* **ENTRIES SHOWN**

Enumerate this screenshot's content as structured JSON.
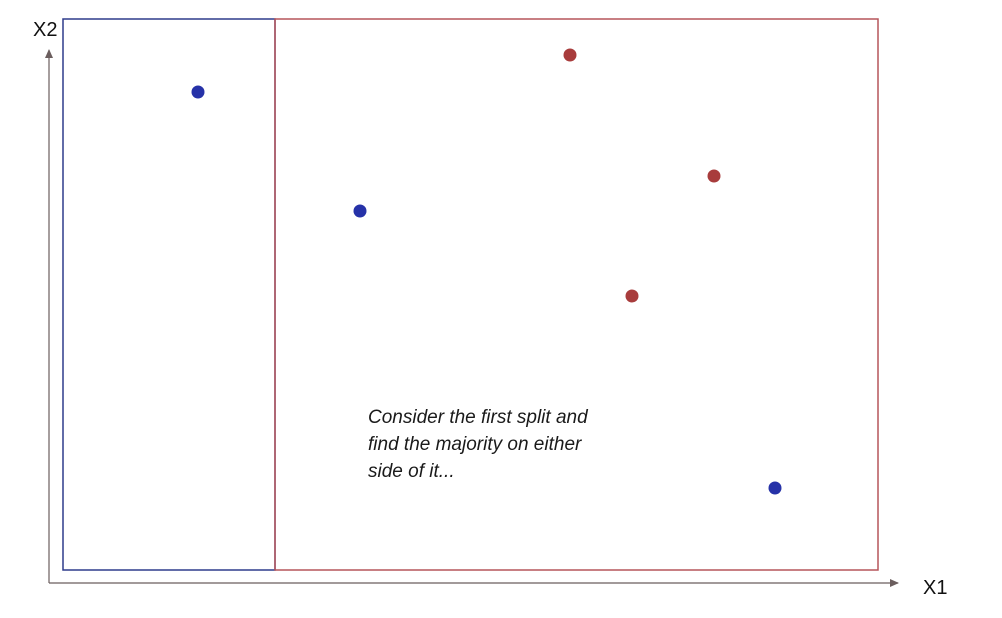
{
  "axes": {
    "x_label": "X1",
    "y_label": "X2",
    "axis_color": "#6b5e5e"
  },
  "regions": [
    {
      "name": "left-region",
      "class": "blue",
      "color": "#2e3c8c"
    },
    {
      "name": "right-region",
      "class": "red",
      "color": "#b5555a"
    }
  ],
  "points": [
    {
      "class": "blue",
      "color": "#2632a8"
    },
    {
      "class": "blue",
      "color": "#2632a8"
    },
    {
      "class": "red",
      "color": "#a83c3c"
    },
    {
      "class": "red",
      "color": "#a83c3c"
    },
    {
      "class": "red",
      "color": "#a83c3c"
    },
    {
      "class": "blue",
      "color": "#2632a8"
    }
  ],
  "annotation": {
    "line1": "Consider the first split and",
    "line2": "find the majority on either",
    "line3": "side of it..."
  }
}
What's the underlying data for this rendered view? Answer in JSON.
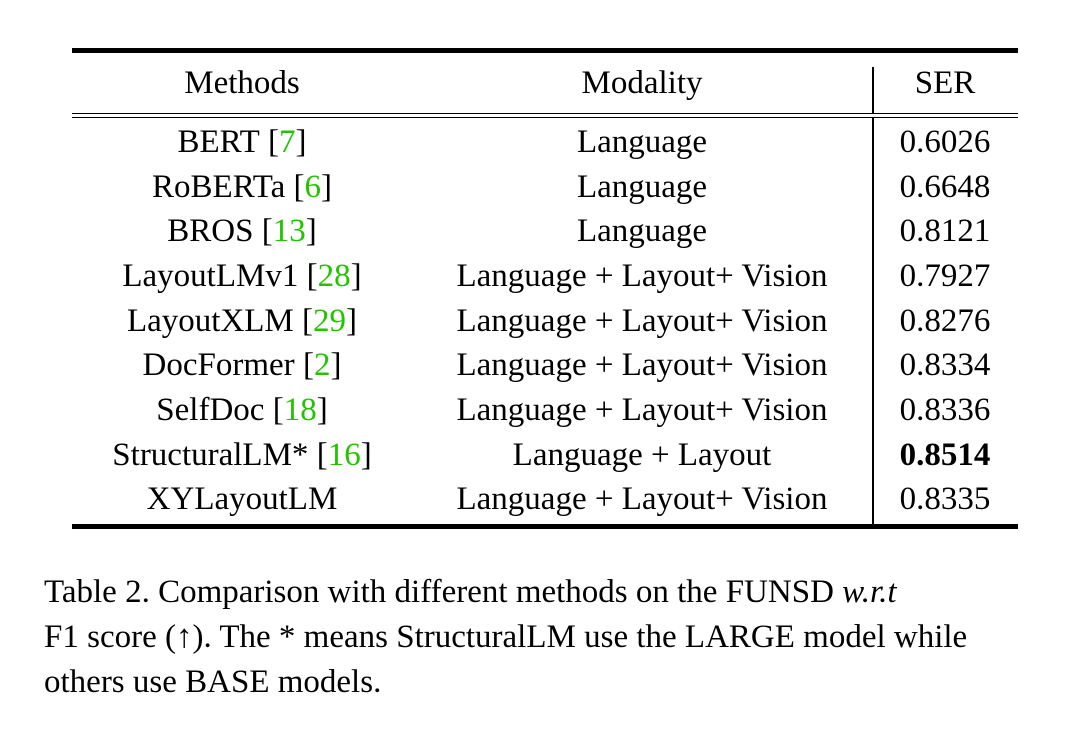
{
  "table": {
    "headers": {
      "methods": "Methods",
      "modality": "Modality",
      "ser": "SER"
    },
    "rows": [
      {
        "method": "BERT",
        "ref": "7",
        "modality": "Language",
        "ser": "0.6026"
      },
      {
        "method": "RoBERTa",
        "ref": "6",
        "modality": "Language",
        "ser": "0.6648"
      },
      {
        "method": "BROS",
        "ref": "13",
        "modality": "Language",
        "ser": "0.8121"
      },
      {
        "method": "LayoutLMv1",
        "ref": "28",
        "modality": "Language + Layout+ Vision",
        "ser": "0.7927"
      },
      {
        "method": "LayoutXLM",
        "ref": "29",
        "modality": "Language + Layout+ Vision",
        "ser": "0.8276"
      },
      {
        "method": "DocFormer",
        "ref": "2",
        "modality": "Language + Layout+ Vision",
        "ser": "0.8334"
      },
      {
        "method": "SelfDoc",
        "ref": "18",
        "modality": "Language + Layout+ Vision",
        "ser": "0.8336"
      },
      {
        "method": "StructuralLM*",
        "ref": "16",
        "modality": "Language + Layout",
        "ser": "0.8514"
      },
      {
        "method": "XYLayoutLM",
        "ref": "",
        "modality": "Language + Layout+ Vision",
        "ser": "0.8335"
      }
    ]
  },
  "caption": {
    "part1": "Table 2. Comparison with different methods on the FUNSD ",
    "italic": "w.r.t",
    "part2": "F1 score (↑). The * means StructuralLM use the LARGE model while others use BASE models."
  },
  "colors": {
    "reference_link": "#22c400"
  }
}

* **DESCRIPTION OF THE TASK**
In your copy, leave out the pictures and reproduce the material above exactly.

* **THE REPLY**
Enumerate this screenshot's content as structured JSON.
{
  "axes": {
    "x_label": "X1",
    "y_label": "X2",
    "axis_color": "#6b5e5e"
  },
  "regions": [
    {
      "name": "left-region",
      "class": "blue",
      "color": "#2e3c8c"
    },
    {
      "name": "right-region",
      "class": "red",
      "color": "#b5555a"
    }
  ],
  "points": [
    {
      "class": "blue",
      "color": "#2632a8"
    },
    {
      "class": "blue",
      "color": "#2632a8"
    },
    {
      "class": "red",
      "color": "#a83c3c"
    },
    {
      "class": "red",
      "color": "#a83c3c"
    },
    {
      "class": "red",
      "color": "#a83c3c"
    },
    {
      "class": "blue",
      "color": "#2632a8"
    }
  ],
  "annotation": {
    "line1": "Consider the first split and",
    "line2": "find the majority on either",
    "line3": "side of it..."
  }
}
What's the underlying data for this rendered view? Answer in JSON.
{
  "table": {
    "headers": {
      "methods": "Methods",
      "modality": "Modality",
      "ser": "SER"
    },
    "rows": [
      {
        "method": "BERT",
        "ref": "7",
        "modality": "Language",
        "ser": "0.6026"
      },
      {
        "method": "RoBERTa",
        "ref": "6",
        "modality": "Language",
        "ser": "0.6648"
      },
      {
        "method": "BROS",
        "ref": "13",
        "modality": "Language",
        "ser": "0.8121"
      },
      {
        "method": "LayoutLMv1",
        "ref": "28",
        "modality": "Language + Layout+ Vision",
        "ser": "0.7927"
      },
      {
        "method": "LayoutXLM",
        "ref": "29",
        "modality": "Language + Layout+ Vision",
        "ser": "0.8276"
      },
      {
        "method": "DocFormer",
        "ref": "2",
        "modality": "Language + Layout+ Vision",
        "ser": "0.8334"
      },
      {
        "method": "SelfDoc",
        "ref": "18",
        "modality": "Language + Layout+ Vision",
        "ser": "0.8336"
      },
      {
        "method": "StructuralLM*",
        "ref": "16",
        "modality": "Language + Layout",
        "ser": "0.8514"
      },
      {
        "method": "XYLayoutLM",
        "ref": "",
        "modality": "Language + Layout+ Vision",
        "ser": "0.8335"
      }
    ]
  },
  "caption": {
    "part1": "Table 2. Comparison with different methods on the FUNSD ",
    "italic": "w.r.t",
    "part2": "F1 score (↑). The * means StructuralLM use the LARGE model while others use BASE models."
  },
  "colors": {
    "reference_link": "#22c400"
  }
}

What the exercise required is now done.